# [Short problem]
Are you able to retype all the records below exactly?

+--

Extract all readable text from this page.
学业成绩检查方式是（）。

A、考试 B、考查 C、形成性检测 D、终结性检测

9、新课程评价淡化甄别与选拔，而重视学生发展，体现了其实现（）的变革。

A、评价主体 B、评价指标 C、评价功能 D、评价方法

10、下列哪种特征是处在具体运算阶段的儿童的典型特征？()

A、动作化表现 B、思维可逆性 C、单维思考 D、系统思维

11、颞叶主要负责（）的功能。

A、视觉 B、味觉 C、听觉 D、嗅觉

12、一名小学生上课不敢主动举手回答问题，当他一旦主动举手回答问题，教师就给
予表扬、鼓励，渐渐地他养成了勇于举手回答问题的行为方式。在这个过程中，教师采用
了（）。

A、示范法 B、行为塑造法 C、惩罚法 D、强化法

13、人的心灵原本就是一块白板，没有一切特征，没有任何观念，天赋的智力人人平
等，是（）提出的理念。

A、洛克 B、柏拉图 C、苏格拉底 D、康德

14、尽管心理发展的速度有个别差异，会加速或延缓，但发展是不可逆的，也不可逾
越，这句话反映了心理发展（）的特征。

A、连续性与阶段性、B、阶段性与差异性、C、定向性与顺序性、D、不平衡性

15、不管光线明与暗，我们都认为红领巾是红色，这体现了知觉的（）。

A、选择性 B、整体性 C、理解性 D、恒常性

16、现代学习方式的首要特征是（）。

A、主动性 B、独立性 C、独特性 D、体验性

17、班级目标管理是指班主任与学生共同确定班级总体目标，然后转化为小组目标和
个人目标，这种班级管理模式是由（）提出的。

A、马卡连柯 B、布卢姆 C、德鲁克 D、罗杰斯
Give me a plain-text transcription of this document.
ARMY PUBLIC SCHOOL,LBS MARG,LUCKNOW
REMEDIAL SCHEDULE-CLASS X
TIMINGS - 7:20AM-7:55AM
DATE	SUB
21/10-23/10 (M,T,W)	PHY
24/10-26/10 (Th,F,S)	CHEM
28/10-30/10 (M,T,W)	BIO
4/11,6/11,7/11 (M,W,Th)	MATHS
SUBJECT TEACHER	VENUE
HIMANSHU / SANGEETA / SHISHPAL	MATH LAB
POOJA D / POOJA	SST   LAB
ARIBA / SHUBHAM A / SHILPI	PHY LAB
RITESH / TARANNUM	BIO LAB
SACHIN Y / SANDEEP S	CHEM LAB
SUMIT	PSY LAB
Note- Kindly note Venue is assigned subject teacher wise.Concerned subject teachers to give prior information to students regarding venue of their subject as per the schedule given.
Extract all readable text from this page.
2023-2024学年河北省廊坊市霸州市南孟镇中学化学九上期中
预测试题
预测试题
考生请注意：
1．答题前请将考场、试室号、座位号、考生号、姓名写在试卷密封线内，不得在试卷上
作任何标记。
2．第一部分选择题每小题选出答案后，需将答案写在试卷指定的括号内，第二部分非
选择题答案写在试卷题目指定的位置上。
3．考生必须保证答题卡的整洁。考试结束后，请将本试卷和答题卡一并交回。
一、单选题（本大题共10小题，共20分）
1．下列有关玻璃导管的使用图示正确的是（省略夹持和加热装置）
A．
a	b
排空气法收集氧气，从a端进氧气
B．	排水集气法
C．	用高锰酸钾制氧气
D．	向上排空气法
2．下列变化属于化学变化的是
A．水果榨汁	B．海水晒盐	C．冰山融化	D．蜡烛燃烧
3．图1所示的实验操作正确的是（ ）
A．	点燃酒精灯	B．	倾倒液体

+--

# [Answer for the task]
Extract all readable text from this page.
学业成绩检查方式是（）。

A、考试 B、考查 C、形成性检测 D、终结性检测

9、新课程评价淡化甄别与选拔，而重视学生发展，体现了其实现（）的变革。

A、评价主体 B、评价指标 C、评价功能 D、评价方法

10、下列哪种特征是处在具体运算阶段的儿童的典型特征？()

A、动作化表现 B、思维可逆性 C、单维思考 D、系统思维

11、颞叶主要负责（）的功能。

A、视觉 B、味觉 C、听觉 D、嗅觉

12、一名小学生上课不敢主动举手回答问题，当他一旦主动举手回答问题，教师就给
予表扬、鼓励，渐渐地他养成了勇于举手回答问题的行为方式。在这个过程中，教师采用
了（）。

A、示范法 B、行为塑造法 C、惩罚法 D、强化法

13、人的心灵原本就是一块白板，没有一切特征，没有任何观念，天赋的智力人人平
等，是（）提出的理念。

A、洛克 B、柏拉图 C、苏格拉底 D、康德

14、尽管心理发展的速度有个别差异，会加速或延缓，但发展是不可逆的，也不可逾
越，这句话反映了心理发展（）的特征。

A、连续性与阶段性、B、阶段性与差异性、C、定向性与顺序性、D、不平衡性

15、不管光线明与暗，我们都认为红领巾是红色，这体现了知觉的（）。

A、选择性 B、整体性 C、理解性 D、恒常性

16、现代学习方式的首要特征是（）。

A、主动性 B、独立性 C、独特性 D、体验性

17、班级目标管理是指班主任与学生共同确定班级总体目标，然后转化为小组目标和
个人目标，这种班级管理模式是由（）提出的。

A、马卡连柯 B、布卢姆 C、德鲁克 D、罗杰斯
Give me a plain-text transcription of this document.
ARMY PUBLIC SCHOOL,LBS MARG,LUCKNOW
REMEDIAL SCHEDULE-CLASS X
TIMINGS - 7:20AM-7:55AM
DATE	SUB
21/10-23/10 (M,T,W)	PHY
24/10-26/10 (Th,F,S)	CHEM
28/10-30/10 (M,T,W)	BIO
4/11,6/11,7/11 (M,W,Th)	MATHS
SUBJECT TEACHER	VENUE
HIMANSHU / SANGEETA / SHISHPAL	MATH LAB
POOJA D / POOJA	SST   LAB
ARIBA / SHUBHAM A / SHILPI	PHY LAB
RITESH / TARANNUM	BIO LAB
SACHIN Y / SANDEEP S	CHEM LAB
SUMIT	PSY LAB
Note- Kindly note Venue is assigned subject teacher wise.Concerned subject teachers to give prior information to students regarding venue of their subject as per the schedule given.
Extract all readable text from this page.
2023-2024学年河北省廊坊市霸州市南孟镇中学化学九上期中
预测试题
预测试题
考生请注意：
1．答题前请将考场、试室号、座位号、考生号、姓名写在试卷密封线内，不得在试卷上
作任何标记。
2．第一部分选择题每小题选出答案后，需将答案写在试卷指定的括号内，第二部分非
选择题答案写在试卷题目指定的位置上。
3．考生必须保证答题卡的整洁。考试结束后，请将本试卷和答题卡一并交回。
一、单选题（本大题共10小题，共20分）
1．下列有关玻璃导管的使用图示正确的是（省略夹持和加热装置）
A．
a	b
排空气法收集氧气，从a端进氧气
B．	排水集气法
C．	用高锰酸钾制氧气
D．	向上排空气法
2．下列变化属于化学变化的是
A．水果榨汁	B．海水晒盐	C．冰山融化	D．蜡烛燃烧
3．图1所示的实验操作正确的是（ ）
A．	点燃酒精灯	B．	倾倒液体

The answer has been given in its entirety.